#### Given task:
Write out each line from the data below that includes the word "sympathie".

# Start of Raw data

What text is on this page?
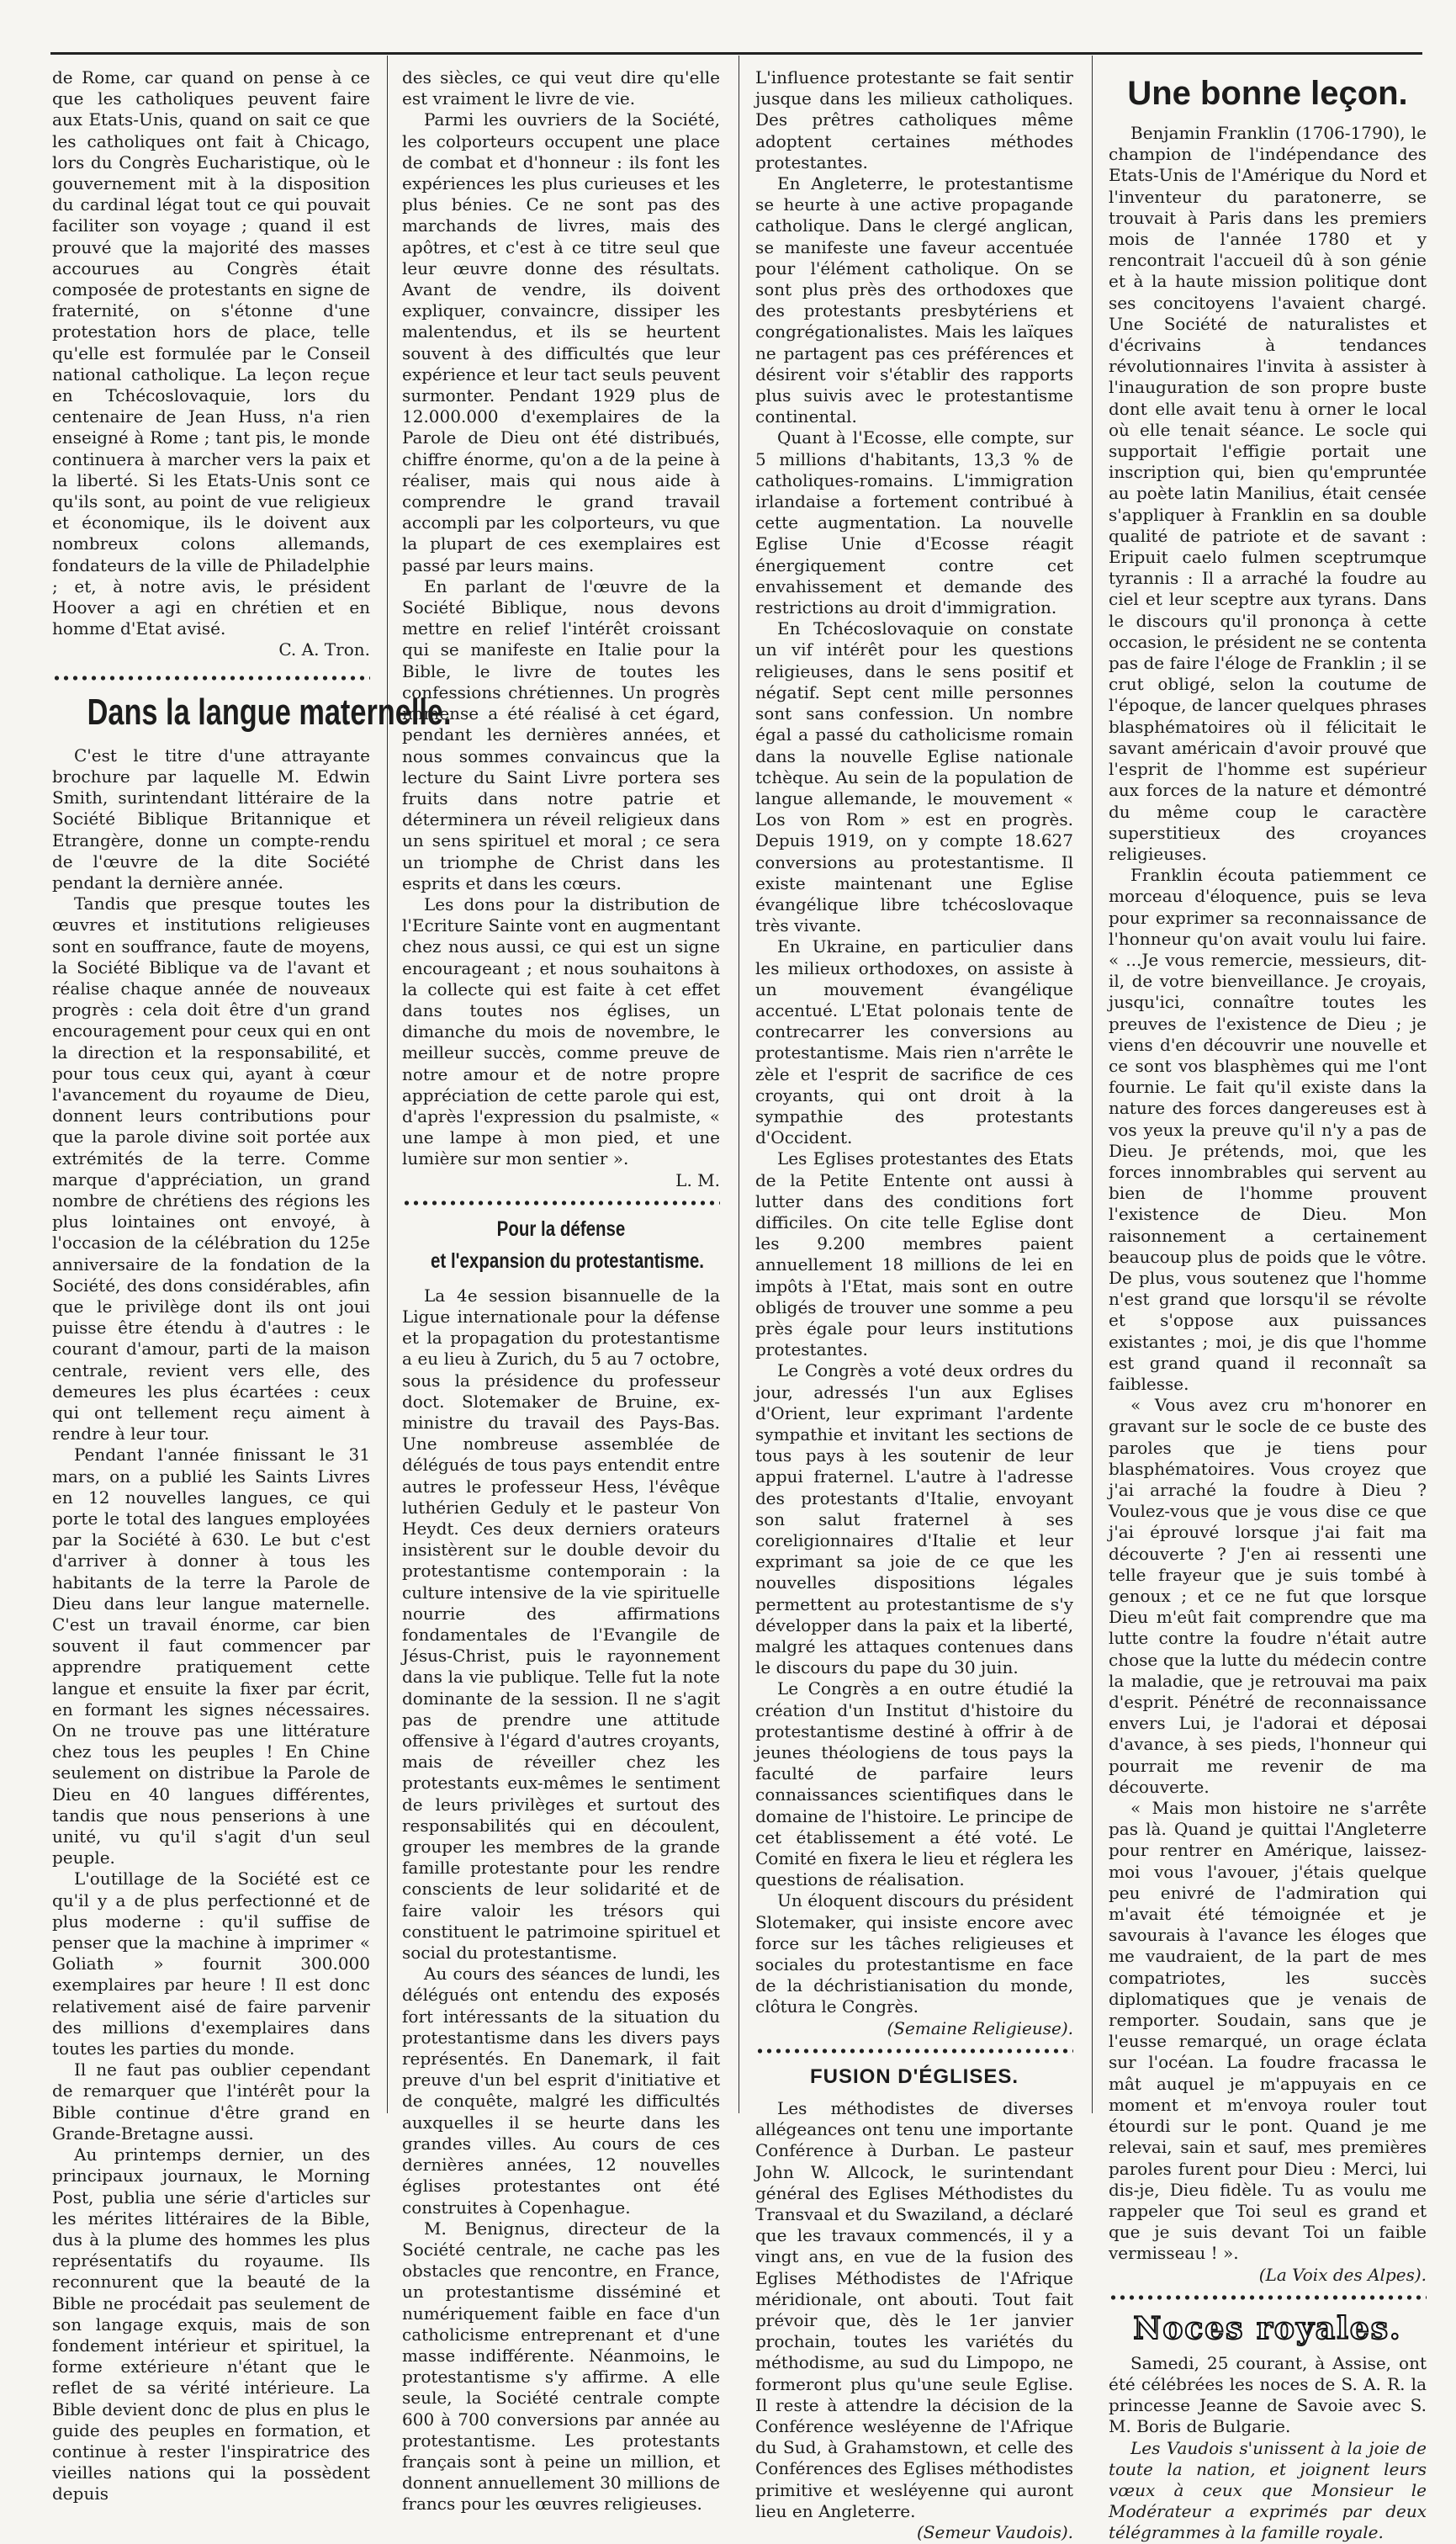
de Rome, car quand on pense à ce que les catholiques peuvent faire aux Etats-Unis, quand on sait ce que les catholiques ont fait à Chicago, lors du Congrès Eucharistique, où le gouvernement mit à la disposition du cardinal légat tout ce qui pouvait faciliter son voyage ; quand il est prouvé que la majorité des masses accourues au Congrès était composée de protestants en signe de fraternité, on s'étonne d'une protestation hors de place, telle qu'elle est formulée par le Conseil national catholique. La leçon reçue en Tchécoslovaquie, lors du centenaire de Jean Huss, n'a rien enseigné à Rome ; tant pis, le monde continuera à marcher vers la paix et la liberté. Si les Etats-Unis sont ce qu'ils sont, au point de vue religieux et économique, ils le doivent aux nombreux colons allemands, fondateurs de la ville de Philadelphie ; et, à notre avis, le président Hoover a agi en chrétien et en homme d'Etat avisé.

C. A. Tron.
Dans la langue maternelle.

C'est le titre d'une attrayante brochure par laquelle M. Edwin Smith, surintendant littéraire de la Société Biblique Britannique et Etrangère, donne un compte-rendu de l'œuvre de la dite Société pendant la dernière année.

Tandis que presque toutes les œuvres et institutions religieuses sont en souffrance, faute de moyens, la Société Biblique va de l'avant et réalise chaque année de nouveaux progrès : cela doit être d'un grand encouragement pour ceux qui en ont la direction et la responsabilité, et pour tous ceux qui, ayant à cœur l'avancement du royaume de Dieu, donnent leurs contributions pour que la parole divine soit portée aux extrémités de la terre. Comme marque d'appréciation, un grand nombre de chrétiens des régions les plus lointaines ont envoyé, à l'occasion de la célébration du 125e anniversaire de la fondation de la Société, des dons considérables, afin que le privilège dont ils ont joui puisse être étendu à d'autres : le courant d'amour, parti de la maison centrale, revient vers elle, des demeures les plus écartées : ceux qui ont tellement reçu aiment à rendre à leur tour.

Pendant l'année finissant le 31 mars, on a publié les Saints Livres en 12 nouvelles langues, ce qui porte le total des langues employées par la Société à 630. Le but c'est d'arriver à donner à tous les habitants de la terre la Parole de Dieu dans leur langue maternelle. C'est un travail énorme, car bien souvent il faut commencer par apprendre pratiquement cette langue et ensuite la fixer par écrit, en formant les signes nécessaires. On ne trouve pas une littérature chez tous les peuples ! En Chine seulement on distribue la Parole de Dieu en 40 langues différentes, tandis que nous penserions à une unité, vu qu'il s'agit d'un seul peuple.

L'outillage de la Société est ce qu'il y a de plus perfectionné et de plus moderne : qu'il suffise de penser que la machine à imprimer « Goliath » fournit 300.000 exemplaires par heure ! Il est donc relativement aisé de faire parvenir des millions d'exemplaires dans toutes les parties du monde.

Il ne faut pas oublier cependant de remarquer que l'intérêt pour la Bible continue d'être grand en Grande-Bretagne aussi.

Au printemps dernier, un des principaux journaux, le Morning Post, publia une série d'articles sur les mérites littéraires de la Bible, dus à la plume des hommes les plus représentatifs du royaume. Ils reconnurent que la beauté de la Bible ne procédait pas seulement de son langage exquis, mais de son fondement intérieur et spirituel, la forme extérieure n'étant que le reflet de sa vérité intérieure. La Bible devient donc de plus en plus le guide des peuples en formation, et continue à rester l'inspiratrice des vieilles nations qui la possèdent depuis

des siècles, ce qui veut dire qu'elle est vraiment le livre de vie.

Parmi les ouvriers de la Société, les colporteurs occupent une place de combat et d'honneur : ils font les expériences les plus curieuses et les plus bénies. Ce ne sont pas des marchands de livres, mais des apôtres, et c'est à ce titre seul que leur œuvre donne des résultats. Avant de vendre, ils doivent expliquer, convaincre, dissiper les malentendus, et ils se heurtent souvent à des difficultés que leur expérience et leur tact seuls peuvent surmonter. Pendant 1929 plus de 12.000.000 d'exemplaires de la Parole de Dieu ont été distribués, chiffre énorme, qu'on a de la peine à réaliser, mais qui nous aide à comprendre le grand travail accompli par les colporteurs, vu que la plupart de ces exemplaires est passé par leurs mains.

En parlant de l'œuvre de la Société Biblique, nous devons mettre en relief l'intérêt croissant qui se manifeste en Italie pour la Bible, le livre de toutes les confessions chrétiennes. Un progrès immense a été réalisé à cet égard, pendant les dernières années, et nous sommes convaincus que la lecture du Saint Livre portera ses fruits dans notre patrie et déterminera un réveil religieux dans un sens spirituel et moral ; ce sera un triomphe de Christ dans les esprits et dans les cœurs.

Les dons pour la distribution de l'Ecriture Sainte vont en augmentant chez nous aussi, ce qui est un signe encourageant ; et nous souhaitons à la collecte qui est faite à cet effet dans toutes nos églises, un dimanche du mois de novembre, le meilleur succès, comme preuve de notre amour et de notre propre appréciation de cette parole qui est, d'après l'expression du psalmiste, « une lampe à mon pied, et une lumière sur mon sentier ».

L. M.
Pour la défense
et l'expansion du protestantisme.

La 4e session bisannuelle de la Ligue internationale pour la défense et la propagation du protestantisme a eu lieu à Zurich, du 5 au 7 octobre, sous la présidence du professeur doct. Slotemaker de Bruine, ex-ministre du travail des Pays-Bas. Une nombreuse assemblée de délégués de tous pays entendit entre autres le professeur Hess, l'évêque luthérien Geduly et le pasteur Von Heydt. Ces deux derniers orateurs insistèrent sur le double devoir du protestantisme contemporain : la culture intensive de la vie spirituelle nourrie des affirmations fondamentales de l'Evangile de Jésus-Christ, puis le rayonnement dans la vie publique. Telle fut la note dominante de la session. Il ne s'agit pas de prendre une attitude offensive à l'égard d'autres croyants, mais de réveiller chez les protestants eux-mêmes le sentiment de leurs privilèges et surtout des responsabilités qui en découlent, grouper les membres de la grande famille protestante pour les rendre conscients de leur solidarité et de faire valoir les trésors qui constituent le patrimoine spirituel et social du protestantisme.

Au cours des séances de lundi, les délégués ont entendu des exposés fort intéressants de la situation du protestantisme dans les divers pays représentés. En Danemark, il fait preuve d'un bel esprit d'initiative et de conquête, malgré les difficultés auxquelles il se heurte dans les grandes villes. Au cours de ces dernières années, 12 nouvelles églises protestantes ont été construites à Copenhague.

M. Benignus, directeur de la Société centrale, ne cache pas les obstacles que rencontre, en France, un protestantisme disséminé et numériquement faible en face d'un catholicisme entreprenant et d'une masse indifférente. Néanmoins, le protestantisme s'y affirme. A elle seule, la Société centrale compte 600 à 700 conversions par année au protestantisme. Les protestants français sont à peine un million, et donnent annuellement 30 millions de francs pour les œuvres religieuses.

L'influence protestante se fait sentir jusque dans les milieux catholiques. Des prêtres catholiques même adoptent certaines méthodes protestantes.

En Angleterre, le protestantisme se heurte à une active propagande catholique. Dans le clergé anglican, se manifeste une faveur accentuée pour l'élément catholique. On se sont plus près des orthodoxes que des protestants presbytériens et congrégationalistes. Mais les laïques ne partagent pas ces préférences et désirent voir s'établir des rapports plus suivis avec le protestantisme continental.

Quant à l'Ecosse, elle compte, sur 5 millions d'habitants, 13,3 % de catholiques-romains. L'immigration irlandaise a fortement contribué à cette augmentation. La nouvelle Eglise Unie d'Ecosse réagit énergiquement contre cet envahissement et demande des restrictions au droit d'immigration.

En Tchécoslovaquie on constate un vif intérêt pour les questions religieuses, dans le sens positif et négatif. Sept cent mille personnes sont sans confession. Un nombre égal a passé du catholicisme romain dans la nouvelle Eglise nationale tchèque. Au sein de la population de langue allemande, le mouvement « Los von Rom » est en progrès. Depuis 1919, on y compte 18.627 conversions au protestantisme. Il existe maintenant une Eglise évangélique libre tchécoslovaque très vivante.

En Ukraine, en particulier dans les milieux orthodoxes, on assiste à un mouvement évangélique accentué. L'Etat polonais tente de contrecarrer les conversions au protestantisme. Mais rien n'arrête le zèle et l'esprit de sacrifice de ces croyants, qui ont droit à la sympathie des protestants d'Occident.

Les Eglises protestantes des Etats de la Petite Entente ont aussi à lutter dans des conditions fort difficiles. On cite telle Eglise dont les 9.200 membres paient annuellement 18 millions de lei en impôts à l'Etat, mais sont en outre obligés de trouver une somme a peu près égale pour leurs institutions protestantes.

Le Congrès a voté deux ordres du jour, adressés l'un aux Eglises d'Orient, leur exprimant l'ardente sympathie et invitant les sections de tous pays à les soutenir de leur appui fraternel. L'autre à l'adresse des protestants d'Italie, envoyant son salut fraternel à ses coreligionnaires d'Italie et leur exprimant sa joie de ce que les nouvelles dispositions légales permettent au protestantisme de s'y développer dans la paix et la liberté, malgré les attaques contenues dans le discours du pape du 30 juin.

Le Congrès a en outre étudié la création d'un Institut d'histoire du protestantisme destiné à offrir à de jeunes théologiens de tous pays la faculté de parfaire leurs connaissances scientifiques dans le domaine de l'histoire. Le principe de cet établissement a été voté. Le Comité en fixera le lieu et réglera les questions de réalisation.

Un éloquent discours du président Slotemaker, qui insiste encore avec force sur les tâches religieuses et sociales du protestantisme en face de la déchristianisation du monde, clôtura le Congrès.

(Semaine Religieuse).
FUSION D'ÉGLISES.

Les méthodistes de diverses allégeances ont tenu une importante Conférence à Durban. Le pasteur John W. Allcock, le surintendant général des Eglises Méthodistes du Transvaal et du Swaziland, a déclaré que les travaux commencés, il y a vingt ans, en vue de la fusion des Eglises Méthodistes de l'Afrique méridionale, ont abouti. Tout fait prévoir que, dès le 1er janvier prochain, toutes les variétés du méthodisme, au sud du Limpopo, ne formeront plus qu'une seule Eglise. Il reste à attendre la décision de la Conférence wesléyenne de l'Afrique du Sud, à Grahamstown, et celle des Conférences des Eglises méthodistes primitive et wesléyenne qui auront lieu en Angleterre.

(Semeur Vaudois).
Une bonne leçon.

Benjamin Franklin (1706-1790), le champion de l'indépendance des Etats-Unis de l'Amérique du Nord et l'inventeur du paratonerre, se trouvait à Paris dans les premiers mois de l'année 1780 et y rencontrait l'accueil dû à son génie et à la haute mission politique dont ses concitoyens l'avaient chargé. Une Société de naturalistes et d'écrivains à tendances révolutionnaires l'invita à assister à l'inauguration de son propre buste dont elle avait tenu à orner le local où elle tenait séance. Le socle qui supportait l'effigie portait une inscription qui, bien qu'empruntée au poète latin Manilius, était censée s'appliquer à Franklin en sa double qualité de patriote et de savant : Eripuit caelo fulmen sceptrumque tyrannis : Il a arraché la foudre au ciel et leur sceptre aux tyrans. Dans le discours qu'il prononça à cette occasion, le président ne se contenta pas de faire l'éloge de Franklin ; il se crut obligé, selon la coutume de l'époque, de lancer quelques phrases blasphématoires où il félicitait le savant américain d'avoir prouvé que l'esprit de l'homme est supérieur aux forces de la nature et démontré du même coup le caractère superstitieux des croyances religieuses.

Franklin écouta patiemment ce morceau d'éloquence, puis se leva pour exprimer sa reconnaissance de l'honneur qu'on avait voulu lui faire. « ...Je vous remercie, messieurs, dit-il, de votre bienveillance. Je croyais, jusqu'ici, connaître toutes les preuves de l'existence de Dieu ; je viens d'en découvrir une nouvelle et ce sont vos blasphèmes qui me l'ont fournie. Le fait qu'il existe dans la nature des forces dangereuses est à vos yeux la preuve qu'il n'y a pas de Dieu. Je prétends, moi, que les forces innombrables qui servent au bien de l'homme prouvent l'existence de Dieu. Mon raisonnement a certainement beaucoup plus de poids que le vôtre. De plus, vous soutenez que l'homme n'est grand que lorsqu'il se révolte et s'oppose aux puissances existantes ; moi, je dis que l'homme est grand quand il reconnaît sa faiblesse.

« Vous avez cru m'honorer en gravant sur le socle de ce buste des paroles que je tiens pour blasphématoires. Vous croyez que j'ai arraché la foudre à Dieu ? Voulez-vous que je vous dise ce que j'ai éprouvé lorsque j'ai fait ma découverte ? J'en ai ressenti une telle frayeur que je suis tombé à genoux ; et ce ne fut que lorsque Dieu m'eût fait comprendre que ma lutte contre la foudre n'était autre chose que la lutte du médecin contre la maladie, que je retrouvai ma paix d'esprit. Pénétré de reconnaissance envers Lui, je l'adorai et déposai d'avance, à ses pieds, l'honneur qui pourrait me revenir de ma découverte.

« Mais mon histoire ne s'arrête pas là. Quand je quittai l'Angleterre pour rentrer en Amérique, laissez-moi vous l'avouer, j'étais quelque peu enivré de l'admiration qui m'avait été témoignée et je savourais à l'avance les éloges que me vaudraient, de la part de mes compatriotes, les succès diplomatiques que je venais de remporter. Soudain, sans que je l'eusse remarqué, un orage éclata sur l'océan. La foudre fracassa le mât auquel je m'appuyais en ce moment et m'envoya rouler tout étourdi sur le pont. Quand je me relevai, sain et sauf, mes premières paroles furent pour Dieu : Merci, lui dis-je, Dieu fidèle. Tu as voulu me rappeler que Toi seul es grand et que je suis devant Toi un faible vermisseau ! ».

(La Voix des Alpes).
Noces royales.

Samedi, 25 courant, à Assise, ont été célébrées les noces de S. A. R. la princesse Jeanne de Savoie avec S. M. Boris de Bulgarie.

Les Vaudois s'unissent à la joie de toute la nation, et joignent leurs vœux à ceux que Monsieur le Modérateur a exprimés par deux télégrammes à la famille royale.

# End of Raw data

#### Task answer:
En Ukraine, en particulier dans les milieux orthodoxes, on assiste à un mouvement évangélique accentué. L'Etat polonais tente de contrecarrer les conversions au protestantisme. Mais rien n'arrête le zèle et l'esprit de sacrifice de ces croyants, qui ont droit à la sympathie des protestants d'Occident.
Le Congrès a voté deux ordres du jour, adressés l'un aux Eglises d'Orient, leur exprimant l'ardente sympathie et invitant les sections de tous pays à les soutenir de leur appui fraternel. L'autre à l'adresse des protestants d'Italie, envoyant son salut fraternel à ses coreligionnaires d'Italie et leur exprimant sa joie de ce que les nouvelles dispositions légales permettent au protestantisme de s'y développer dans la paix et la liberté, malgré les attaques contenues dans le discours du pape du 30 juin.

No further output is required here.